Begin EXTRACTED DATA

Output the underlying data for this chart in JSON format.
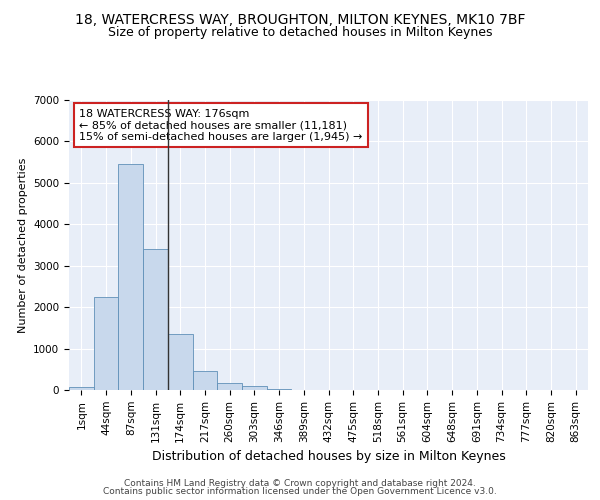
{
  "title1": "18, WATERCRESS WAY, BROUGHTON, MILTON KEYNES, MK10 7BF",
  "title2": "Size of property relative to detached houses in Milton Keynes",
  "xlabel": "Distribution of detached houses by size in Milton Keynes",
  "ylabel": "Number of detached properties",
  "categories": [
    "1sqm",
    "44sqm",
    "87sqm",
    "131sqm",
    "174sqm",
    "217sqm",
    "260sqm",
    "303sqm",
    "346sqm",
    "389sqm",
    "432sqm",
    "475sqm",
    "518sqm",
    "561sqm",
    "604sqm",
    "648sqm",
    "691sqm",
    "734sqm",
    "777sqm",
    "820sqm",
    "863sqm"
  ],
  "values": [
    70,
    2250,
    5450,
    3400,
    1350,
    450,
    170,
    90,
    30,
    5,
    2,
    1,
    0,
    0,
    0,
    0,
    0,
    0,
    0,
    0,
    0
  ],
  "bar_color": "#c8d8ec",
  "bar_edge_color": "#6090b8",
  "background_color": "#e8eef8",
  "grid_color": "#ffffff",
  "annotation_text": "18 WATERCRESS WAY: 176sqm\n← 85% of detached houses are smaller (11,181)\n15% of semi-detached houses are larger (1,945) →",
  "annotation_box_color": "#ffffff",
  "annotation_border_color": "#cc2222",
  "vline_index": 4,
  "ylim": [
    0,
    7000
  ],
  "yticks": [
    0,
    1000,
    2000,
    3000,
    4000,
    5000,
    6000,
    7000
  ],
  "footnote1": "Contains HM Land Registry data © Crown copyright and database right 2024.",
  "footnote2": "Contains public sector information licensed under the Open Government Licence v3.0.",
  "title1_fontsize": 10,
  "title2_fontsize": 9,
  "xlabel_fontsize": 9,
  "ylabel_fontsize": 8,
  "tick_fontsize": 7.5,
  "annotation_fontsize": 8,
  "footnote_fontsize": 6.5
}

End EXTRACTED DATA

SET TASK: Transcribe all of the material exactly, leaving out whatever pictures it contains.

RESPONSE FOR THIS EXERCISE:
Output the underlying data for this chart in JSON format.
{
  "title1": "18, WATERCRESS WAY, BROUGHTON, MILTON KEYNES, MK10 7BF",
  "title2": "Size of property relative to detached houses in Milton Keynes",
  "xlabel": "Distribution of detached houses by size in Milton Keynes",
  "ylabel": "Number of detached properties",
  "categories": [
    "1sqm",
    "44sqm",
    "87sqm",
    "131sqm",
    "174sqm",
    "217sqm",
    "260sqm",
    "303sqm",
    "346sqm",
    "389sqm",
    "432sqm",
    "475sqm",
    "518sqm",
    "561sqm",
    "604sqm",
    "648sqm",
    "691sqm",
    "734sqm",
    "777sqm",
    "820sqm",
    "863sqm"
  ],
  "values": [
    70,
    2250,
    5450,
    3400,
    1350,
    450,
    170,
    90,
    30,
    5,
    2,
    1,
    0,
    0,
    0,
    0,
    0,
    0,
    0,
    0,
    0
  ],
  "bar_color": "#c8d8ec",
  "bar_edge_color": "#6090b8",
  "background_color": "#e8eef8",
  "grid_color": "#ffffff",
  "annotation_text": "18 WATERCRESS WAY: 176sqm\n← 85% of detached houses are smaller (11,181)\n15% of semi-detached houses are larger (1,945) →",
  "annotation_box_color": "#ffffff",
  "annotation_border_color": "#cc2222",
  "vline_index": 4,
  "ylim": [
    0,
    7000
  ],
  "yticks": [
    0,
    1000,
    2000,
    3000,
    4000,
    5000,
    6000,
    7000
  ],
  "footnote1": "Contains HM Land Registry data © Crown copyright and database right 2024.",
  "footnote2": "Contains public sector information licensed under the Open Government Licence v3.0.",
  "title1_fontsize": 10,
  "title2_fontsize": 9,
  "xlabel_fontsize": 9,
  "ylabel_fontsize": 8,
  "tick_fontsize": 7.5,
  "annotation_fontsize": 8,
  "footnote_fontsize": 6.5
}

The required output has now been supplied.